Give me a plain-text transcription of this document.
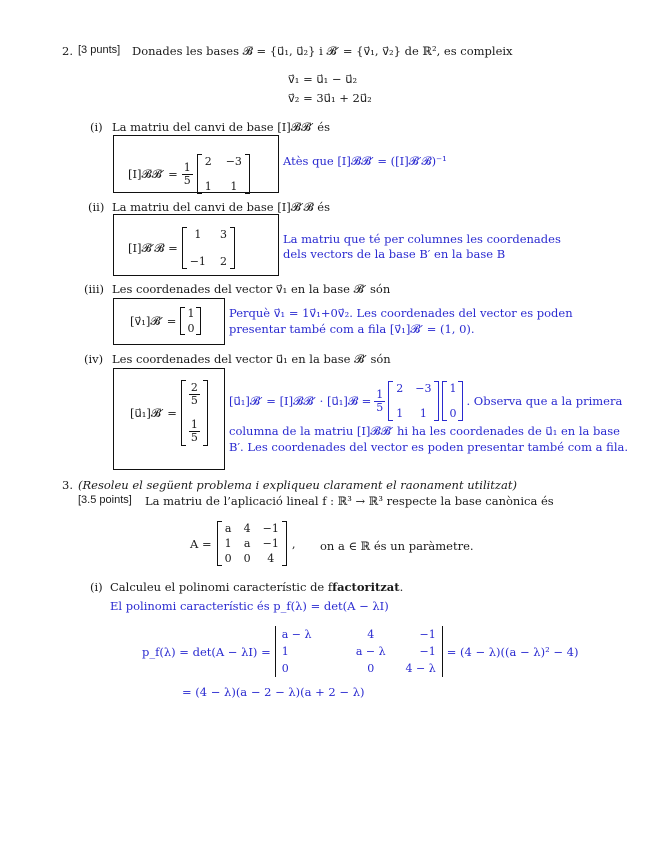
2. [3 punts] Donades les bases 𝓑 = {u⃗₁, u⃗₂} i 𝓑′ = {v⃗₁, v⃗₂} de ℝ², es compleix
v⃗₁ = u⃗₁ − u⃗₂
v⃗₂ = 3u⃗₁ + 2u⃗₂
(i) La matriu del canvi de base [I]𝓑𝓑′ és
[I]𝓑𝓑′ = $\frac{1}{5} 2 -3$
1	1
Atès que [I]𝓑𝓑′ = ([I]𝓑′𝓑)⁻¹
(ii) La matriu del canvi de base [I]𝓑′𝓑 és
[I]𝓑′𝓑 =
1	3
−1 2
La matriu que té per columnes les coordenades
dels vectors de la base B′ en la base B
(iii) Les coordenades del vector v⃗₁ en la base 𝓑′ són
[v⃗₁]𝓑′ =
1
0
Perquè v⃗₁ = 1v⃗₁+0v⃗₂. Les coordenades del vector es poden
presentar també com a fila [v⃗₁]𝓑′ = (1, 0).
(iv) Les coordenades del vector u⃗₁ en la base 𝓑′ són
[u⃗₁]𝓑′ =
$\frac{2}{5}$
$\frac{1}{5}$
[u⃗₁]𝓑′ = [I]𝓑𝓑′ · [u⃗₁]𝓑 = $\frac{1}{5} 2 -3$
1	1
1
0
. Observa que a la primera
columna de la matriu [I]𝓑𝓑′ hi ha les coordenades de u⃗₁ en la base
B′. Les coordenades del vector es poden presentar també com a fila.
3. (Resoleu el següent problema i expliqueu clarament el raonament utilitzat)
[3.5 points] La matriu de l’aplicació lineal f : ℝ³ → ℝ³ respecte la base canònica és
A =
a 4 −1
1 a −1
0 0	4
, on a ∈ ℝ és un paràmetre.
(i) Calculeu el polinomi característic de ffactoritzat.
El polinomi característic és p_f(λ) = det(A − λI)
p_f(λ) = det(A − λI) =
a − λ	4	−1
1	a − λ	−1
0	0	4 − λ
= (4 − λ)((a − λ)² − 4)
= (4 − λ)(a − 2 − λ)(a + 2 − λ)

■ ■ ■ ■

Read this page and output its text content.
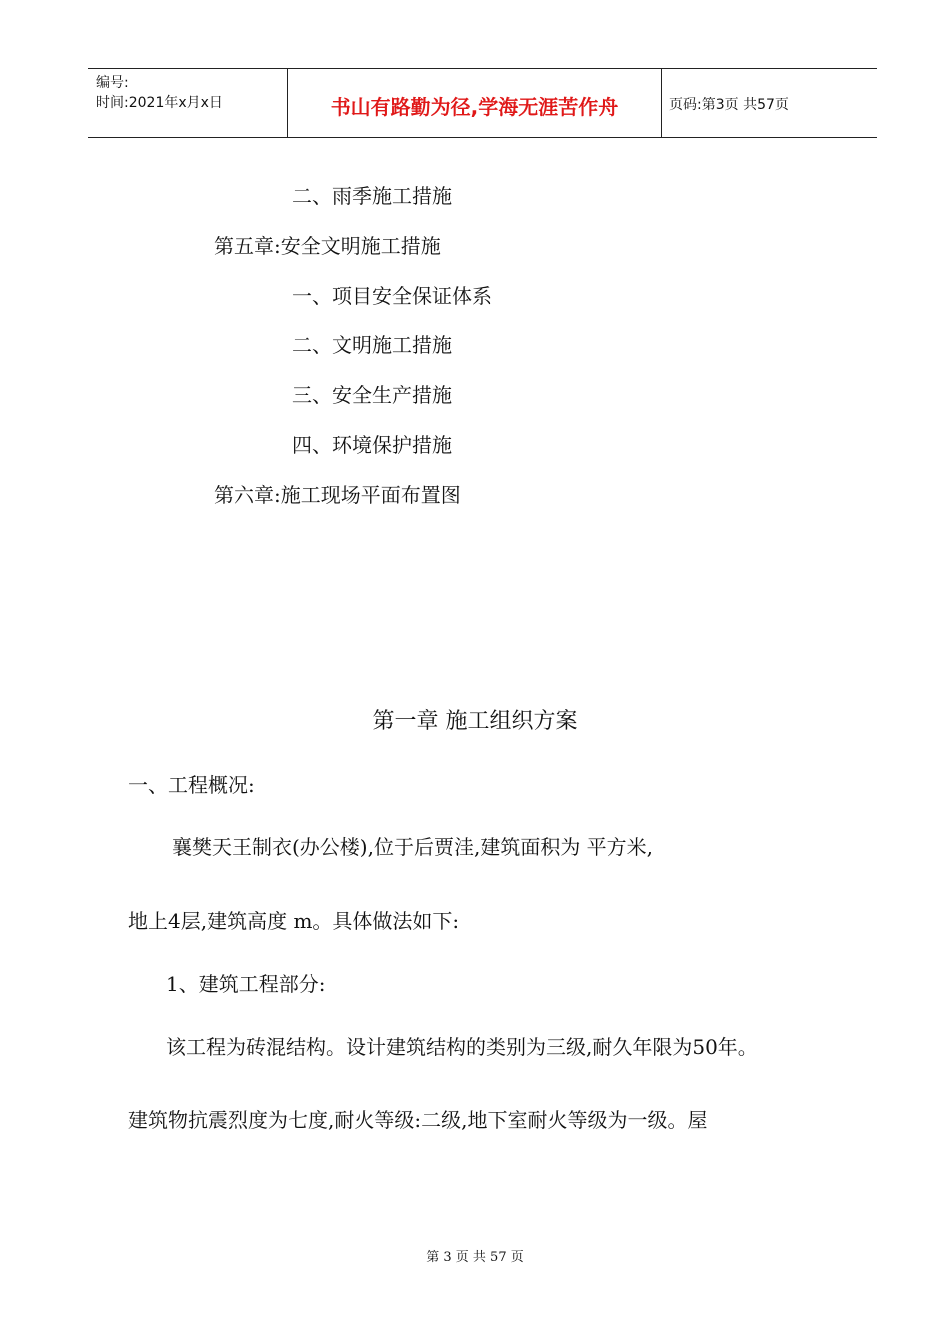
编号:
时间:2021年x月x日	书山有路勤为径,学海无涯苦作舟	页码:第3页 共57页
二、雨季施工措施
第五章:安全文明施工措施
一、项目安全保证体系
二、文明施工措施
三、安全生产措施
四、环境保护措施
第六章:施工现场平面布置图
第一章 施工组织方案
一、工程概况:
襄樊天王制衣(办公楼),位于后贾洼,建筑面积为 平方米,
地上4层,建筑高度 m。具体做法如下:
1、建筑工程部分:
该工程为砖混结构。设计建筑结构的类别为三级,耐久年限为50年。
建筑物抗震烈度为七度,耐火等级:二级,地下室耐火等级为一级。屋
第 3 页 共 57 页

■ ■ ■ ■

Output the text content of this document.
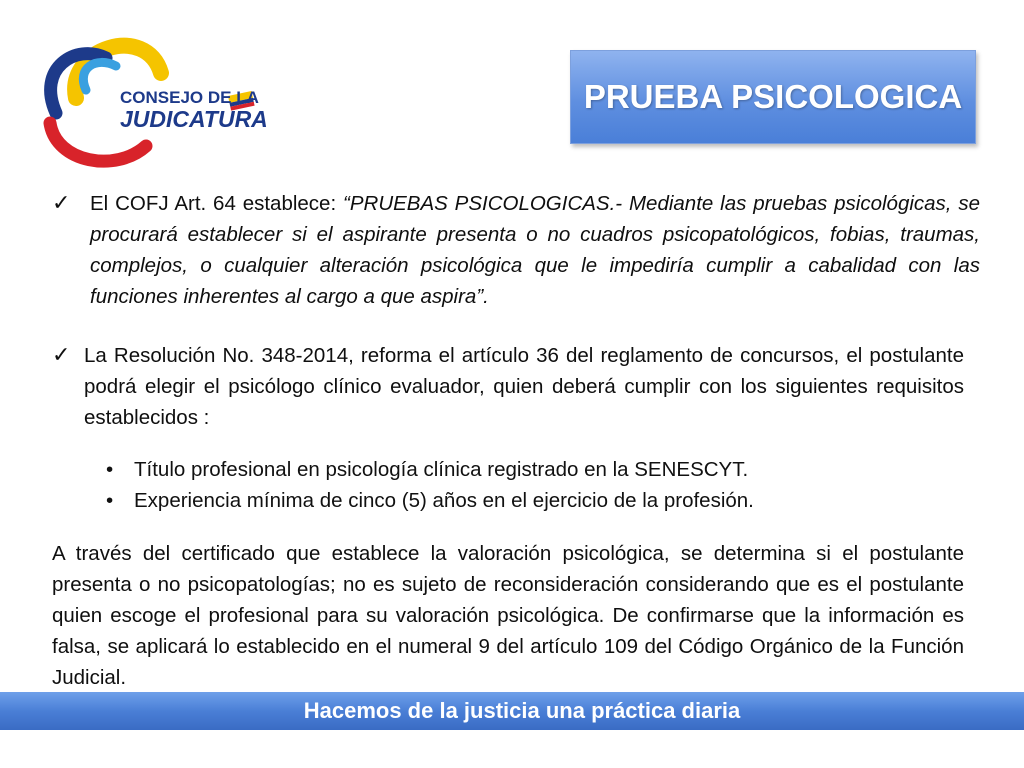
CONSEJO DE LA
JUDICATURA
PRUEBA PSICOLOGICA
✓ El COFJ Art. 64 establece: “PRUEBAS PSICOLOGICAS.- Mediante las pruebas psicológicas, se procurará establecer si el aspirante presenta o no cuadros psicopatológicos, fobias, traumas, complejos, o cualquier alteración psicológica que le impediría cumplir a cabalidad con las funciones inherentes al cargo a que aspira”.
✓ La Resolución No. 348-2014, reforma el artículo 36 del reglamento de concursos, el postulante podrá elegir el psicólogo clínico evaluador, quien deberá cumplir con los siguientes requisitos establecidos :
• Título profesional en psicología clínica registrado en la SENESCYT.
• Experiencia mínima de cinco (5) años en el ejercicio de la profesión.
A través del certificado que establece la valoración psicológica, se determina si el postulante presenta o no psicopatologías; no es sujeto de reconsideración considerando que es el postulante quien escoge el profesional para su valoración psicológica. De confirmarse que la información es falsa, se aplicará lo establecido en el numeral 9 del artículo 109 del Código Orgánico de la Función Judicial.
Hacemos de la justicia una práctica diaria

■ ■ ■ ■

WHAT YOU HAVE TO DO
Pull out every line holding "cumplir" from the records above, and copy it.

CORRECT RESULT
✓ El COFJ Art. 64 establece: “PRUEBAS PSICOLOGICAS.- Mediante las pruebas psicológicas, se procurará establecer si el aspirante presenta o no cuadros psicopatológicos, fobias, traumas, complejos, o cualquier alteración psicológica que le impediría cumplir a cabalidad con las funciones inherentes al cargo a que aspira”.
✓ La Resolución No. 348-2014, reforma el artículo 36 del reglamento de concursos, el postulante podrá elegir el psicólogo clínico evaluador, quien deberá cumplir con los siguientes requisitos establecidos :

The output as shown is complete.